-- Begin --

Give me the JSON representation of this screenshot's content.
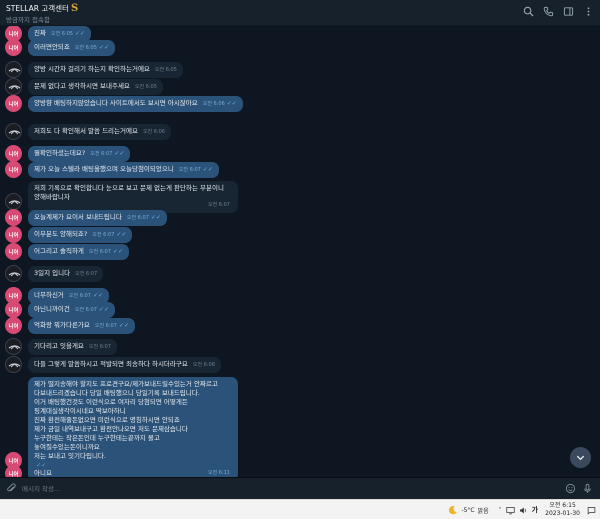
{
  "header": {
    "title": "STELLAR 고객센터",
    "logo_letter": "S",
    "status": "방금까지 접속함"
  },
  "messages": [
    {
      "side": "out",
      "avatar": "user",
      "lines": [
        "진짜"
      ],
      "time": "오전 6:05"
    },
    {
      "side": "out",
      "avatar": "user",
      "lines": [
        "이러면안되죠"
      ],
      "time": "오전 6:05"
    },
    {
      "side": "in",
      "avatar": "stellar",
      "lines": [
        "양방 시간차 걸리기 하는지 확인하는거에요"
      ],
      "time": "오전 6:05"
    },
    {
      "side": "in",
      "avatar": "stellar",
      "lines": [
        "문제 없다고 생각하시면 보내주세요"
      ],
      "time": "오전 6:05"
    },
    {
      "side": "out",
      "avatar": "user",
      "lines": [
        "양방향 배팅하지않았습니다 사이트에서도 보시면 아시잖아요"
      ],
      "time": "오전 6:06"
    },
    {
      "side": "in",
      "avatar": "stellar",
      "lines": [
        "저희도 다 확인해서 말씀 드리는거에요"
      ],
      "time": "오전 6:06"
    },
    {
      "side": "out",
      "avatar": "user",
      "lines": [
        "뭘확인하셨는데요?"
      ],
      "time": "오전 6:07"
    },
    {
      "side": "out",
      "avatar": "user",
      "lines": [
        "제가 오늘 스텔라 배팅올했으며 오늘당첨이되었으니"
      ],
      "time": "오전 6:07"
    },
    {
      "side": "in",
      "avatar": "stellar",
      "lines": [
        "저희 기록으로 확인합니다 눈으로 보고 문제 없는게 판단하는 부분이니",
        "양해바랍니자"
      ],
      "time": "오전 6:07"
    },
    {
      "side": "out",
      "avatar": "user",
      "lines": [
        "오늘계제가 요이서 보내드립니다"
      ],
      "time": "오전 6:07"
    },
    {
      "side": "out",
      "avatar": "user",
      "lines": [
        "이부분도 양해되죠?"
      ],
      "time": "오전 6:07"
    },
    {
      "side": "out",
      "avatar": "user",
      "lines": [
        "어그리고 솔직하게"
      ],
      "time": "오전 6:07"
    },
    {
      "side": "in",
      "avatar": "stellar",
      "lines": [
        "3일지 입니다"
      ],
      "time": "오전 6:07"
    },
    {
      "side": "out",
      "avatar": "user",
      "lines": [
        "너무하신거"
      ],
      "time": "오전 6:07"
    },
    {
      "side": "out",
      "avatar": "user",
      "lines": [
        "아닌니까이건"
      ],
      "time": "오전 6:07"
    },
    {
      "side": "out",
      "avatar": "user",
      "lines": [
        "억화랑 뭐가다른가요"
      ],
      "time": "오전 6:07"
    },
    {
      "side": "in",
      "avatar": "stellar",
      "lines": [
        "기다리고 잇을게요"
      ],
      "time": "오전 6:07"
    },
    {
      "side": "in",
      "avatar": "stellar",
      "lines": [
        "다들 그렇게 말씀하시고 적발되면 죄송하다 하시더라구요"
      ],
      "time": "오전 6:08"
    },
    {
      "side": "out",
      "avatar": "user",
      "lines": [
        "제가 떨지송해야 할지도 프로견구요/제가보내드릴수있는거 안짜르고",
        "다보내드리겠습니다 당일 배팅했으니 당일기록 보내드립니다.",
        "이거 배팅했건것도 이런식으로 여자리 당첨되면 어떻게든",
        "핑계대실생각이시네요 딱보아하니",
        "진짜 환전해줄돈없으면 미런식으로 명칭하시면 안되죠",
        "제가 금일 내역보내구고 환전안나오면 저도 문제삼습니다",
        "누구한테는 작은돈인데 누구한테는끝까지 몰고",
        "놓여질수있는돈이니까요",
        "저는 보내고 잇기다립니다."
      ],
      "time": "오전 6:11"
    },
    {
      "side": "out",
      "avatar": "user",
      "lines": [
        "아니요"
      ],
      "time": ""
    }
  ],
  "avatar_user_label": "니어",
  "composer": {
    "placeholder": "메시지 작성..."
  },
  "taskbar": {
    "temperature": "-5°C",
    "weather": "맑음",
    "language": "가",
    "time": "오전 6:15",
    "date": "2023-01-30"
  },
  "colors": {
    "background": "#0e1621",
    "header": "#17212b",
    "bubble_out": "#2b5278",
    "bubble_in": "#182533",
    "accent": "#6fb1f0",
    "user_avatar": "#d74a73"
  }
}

-- End --

**What is needed**
Copy, from the material above, each line in which the string "보내드립니다" occurs.

**Reply to the exercise**
        "오늘계제가 요이서 보내드립니다"
        "다보내드리겠습니다 당일 배팅했으니 당일기록 보내드립니다.",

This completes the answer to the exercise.